ASSIGNED TASK> Could you transcribe every entry exactly, leaving nothing out?

───── INFORMATION SUPPLIED ─────

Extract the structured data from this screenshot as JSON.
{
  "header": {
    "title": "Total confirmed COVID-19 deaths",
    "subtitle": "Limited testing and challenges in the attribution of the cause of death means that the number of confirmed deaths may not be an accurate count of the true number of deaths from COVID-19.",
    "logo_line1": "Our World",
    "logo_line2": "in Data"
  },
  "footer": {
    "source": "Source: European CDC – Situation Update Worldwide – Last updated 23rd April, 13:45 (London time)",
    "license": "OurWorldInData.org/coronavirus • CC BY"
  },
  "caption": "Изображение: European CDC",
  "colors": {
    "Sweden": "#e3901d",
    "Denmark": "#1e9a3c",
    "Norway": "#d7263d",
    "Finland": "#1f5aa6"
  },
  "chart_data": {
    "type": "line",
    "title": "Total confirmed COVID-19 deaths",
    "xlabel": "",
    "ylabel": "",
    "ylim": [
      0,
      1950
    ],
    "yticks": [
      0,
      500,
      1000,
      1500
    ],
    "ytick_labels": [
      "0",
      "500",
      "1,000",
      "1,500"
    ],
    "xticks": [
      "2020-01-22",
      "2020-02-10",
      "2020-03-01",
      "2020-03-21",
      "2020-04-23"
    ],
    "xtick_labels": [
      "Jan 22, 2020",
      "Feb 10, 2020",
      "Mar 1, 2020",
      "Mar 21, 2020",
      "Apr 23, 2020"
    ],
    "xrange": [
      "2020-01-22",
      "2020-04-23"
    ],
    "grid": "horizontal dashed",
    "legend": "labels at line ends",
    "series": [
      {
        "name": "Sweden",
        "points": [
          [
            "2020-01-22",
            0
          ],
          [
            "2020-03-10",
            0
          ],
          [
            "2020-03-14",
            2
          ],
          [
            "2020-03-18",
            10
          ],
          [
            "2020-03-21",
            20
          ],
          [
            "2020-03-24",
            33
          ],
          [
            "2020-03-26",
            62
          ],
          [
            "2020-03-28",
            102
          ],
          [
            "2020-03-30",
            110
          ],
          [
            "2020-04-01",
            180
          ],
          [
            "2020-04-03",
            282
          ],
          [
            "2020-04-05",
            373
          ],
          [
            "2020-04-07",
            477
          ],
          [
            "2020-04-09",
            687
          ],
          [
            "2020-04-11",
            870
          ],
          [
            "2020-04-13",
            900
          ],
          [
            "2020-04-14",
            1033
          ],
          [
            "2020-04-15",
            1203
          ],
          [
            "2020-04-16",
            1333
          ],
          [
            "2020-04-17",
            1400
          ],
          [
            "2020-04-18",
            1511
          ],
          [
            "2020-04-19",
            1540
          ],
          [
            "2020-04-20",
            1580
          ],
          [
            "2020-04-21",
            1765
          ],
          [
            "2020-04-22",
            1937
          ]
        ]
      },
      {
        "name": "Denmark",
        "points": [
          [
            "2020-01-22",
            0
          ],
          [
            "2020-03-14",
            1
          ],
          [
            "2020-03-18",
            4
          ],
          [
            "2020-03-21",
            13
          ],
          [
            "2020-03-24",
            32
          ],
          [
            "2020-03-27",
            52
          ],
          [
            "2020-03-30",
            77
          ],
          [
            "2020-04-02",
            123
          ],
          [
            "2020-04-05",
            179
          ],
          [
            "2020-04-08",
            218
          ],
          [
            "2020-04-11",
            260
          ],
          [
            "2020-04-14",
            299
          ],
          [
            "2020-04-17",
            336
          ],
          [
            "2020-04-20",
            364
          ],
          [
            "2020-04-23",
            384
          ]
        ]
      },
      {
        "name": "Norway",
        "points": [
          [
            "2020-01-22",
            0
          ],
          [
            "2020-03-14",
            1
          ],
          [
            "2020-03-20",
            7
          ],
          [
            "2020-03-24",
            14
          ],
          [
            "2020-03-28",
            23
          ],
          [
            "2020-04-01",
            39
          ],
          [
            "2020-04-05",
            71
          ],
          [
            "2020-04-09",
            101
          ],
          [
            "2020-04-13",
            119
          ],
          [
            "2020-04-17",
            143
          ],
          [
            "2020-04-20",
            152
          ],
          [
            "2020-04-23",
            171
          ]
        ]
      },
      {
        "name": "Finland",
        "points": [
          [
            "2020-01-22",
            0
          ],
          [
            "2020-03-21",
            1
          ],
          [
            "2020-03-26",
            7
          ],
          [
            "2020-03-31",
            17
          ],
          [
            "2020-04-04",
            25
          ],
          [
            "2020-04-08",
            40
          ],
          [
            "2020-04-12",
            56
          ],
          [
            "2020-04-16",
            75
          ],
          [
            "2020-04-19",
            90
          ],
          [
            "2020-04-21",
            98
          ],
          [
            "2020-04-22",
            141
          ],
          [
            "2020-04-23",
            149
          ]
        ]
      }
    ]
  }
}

─────

RESULT FOR THIS TASK>
Extract the structured data from this screenshot as JSON.
{
  "header": {
    "title": "Total confirmed COVID-19 deaths",
    "subtitle": "Limited testing and challenges in the attribution of the cause of death means that the number of confirmed deaths may not be an accurate count of the true number of deaths from COVID-19.",
    "logo_line1": "Our World",
    "logo_line2": "in Data"
  },
  "footer": {
    "source": "Source: European CDC – Situation Update Worldwide – Last updated 23rd April, 13:45 (London time)",
    "license": "OurWorldInData.org/coronavirus • CC BY"
  },
  "caption": "Изображение: European CDC",
  "colors": {
    "Sweden": "#e3901d",
    "Denmark": "#1e9a3c",
    "Norway": "#d7263d",
    "Finland": "#1f5aa6"
  },
  "chart_data": {
    "type": "line",
    "title": "Total confirmed COVID-19 deaths",
    "xlabel": "",
    "ylabel": "",
    "ylim": [
      0,
      1950
    ],
    "yticks": [
      0,
      500,
      1000,
      1500
    ],
    "ytick_labels": [
      "0",
      "500",
      "1,000",
      "1,500"
    ],
    "xticks": [
      "2020-01-22",
      "2020-02-10",
      "2020-03-01",
      "2020-03-21",
      "2020-04-23"
    ],
    "xtick_labels": [
      "Jan 22, 2020",
      "Feb 10, 2020",
      "Mar 1, 2020",
      "Mar 21, 2020",
      "Apr 23, 2020"
    ],
    "xrange": [
      "2020-01-22",
      "2020-04-23"
    ],
    "grid": "horizontal dashed",
    "legend": "labels at line ends",
    "series": [
      {
        "name": "Sweden",
        "points": [
          [
            "2020-01-22",
            0
          ],
          [
            "2020-03-10",
            0
          ],
          [
            "2020-03-14",
            2
          ],
          [
            "2020-03-18",
            10
          ],
          [
            "2020-03-21",
            20
          ],
          [
            "2020-03-24",
            33
          ],
          [
            "2020-03-26",
            62
          ],
          [
            "2020-03-28",
            102
          ],
          [
            "2020-03-30",
            110
          ],
          [
            "2020-04-01",
            180
          ],
          [
            "2020-04-03",
            282
          ],
          [
            "2020-04-05",
            373
          ],
          [
            "2020-04-07",
            477
          ],
          [
            "2020-04-09",
            687
          ],
          [
            "2020-04-11",
            870
          ],
          [
            "2020-04-13",
            900
          ],
          [
            "2020-04-14",
            1033
          ],
          [
            "2020-04-15",
            1203
          ],
          [
            "2020-04-16",
            1333
          ],
          [
            "2020-04-17",
            1400
          ],
          [
            "2020-04-18",
            1511
          ],
          [
            "2020-04-19",
            1540
          ],
          [
            "2020-04-20",
            1580
          ],
          [
            "2020-04-21",
            1765
          ],
          [
            "2020-04-22",
            1937
          ]
        ]
      },
      {
        "name": "Denmark",
        "points": [
          [
            "2020-01-22",
            0
          ],
          [
            "2020-03-14",
            1
          ],
          [
            "2020-03-18",
            4
          ],
          [
            "2020-03-21",
            13
          ],
          [
            "2020-03-24",
            32
          ],
          [
            "2020-03-27",
            52
          ],
          [
            "2020-03-30",
            77
          ],
          [
            "2020-04-02",
            123
          ],
          [
            "2020-04-05",
            179
          ],
          [
            "2020-04-08",
            218
          ],
          [
            "2020-04-11",
            260
          ],
          [
            "2020-04-14",
            299
          ],
          [
            "2020-04-17",
            336
          ],
          [
            "2020-04-20",
            364
          ],
          [
            "2020-04-23",
            384
          ]
        ]
      },
      {
        "name": "Norway",
        "points": [
          [
            "2020-01-22",
            0
          ],
          [
            "2020-03-14",
            1
          ],
          [
            "2020-03-20",
            7
          ],
          [
            "2020-03-24",
            14
          ],
          [
            "2020-03-28",
            23
          ],
          [
            "2020-04-01",
            39
          ],
          [
            "2020-04-05",
            71
          ],
          [
            "2020-04-09",
            101
          ],
          [
            "2020-04-13",
            119
          ],
          [
            "2020-04-17",
            143
          ],
          [
            "2020-04-20",
            152
          ],
          [
            "2020-04-23",
            171
          ]
        ]
      },
      {
        "name": "Finland",
        "points": [
          [
            "2020-01-22",
            0
          ],
          [
            "2020-03-21",
            1
          ],
          [
            "2020-03-26",
            7
          ],
          [
            "2020-03-31",
            17
          ],
          [
            "2020-04-04",
            25
          ],
          [
            "2020-04-08",
            40
          ],
          [
            "2020-04-12",
            56
          ],
          [
            "2020-04-16",
            75
          ],
          [
            "2020-04-19",
            90
          ],
          [
            "2020-04-21",
            98
          ],
          [
            "2020-04-22",
            141
          ],
          [
            "2020-04-23",
            149
          ]
        ]
      }
    ]
  }
}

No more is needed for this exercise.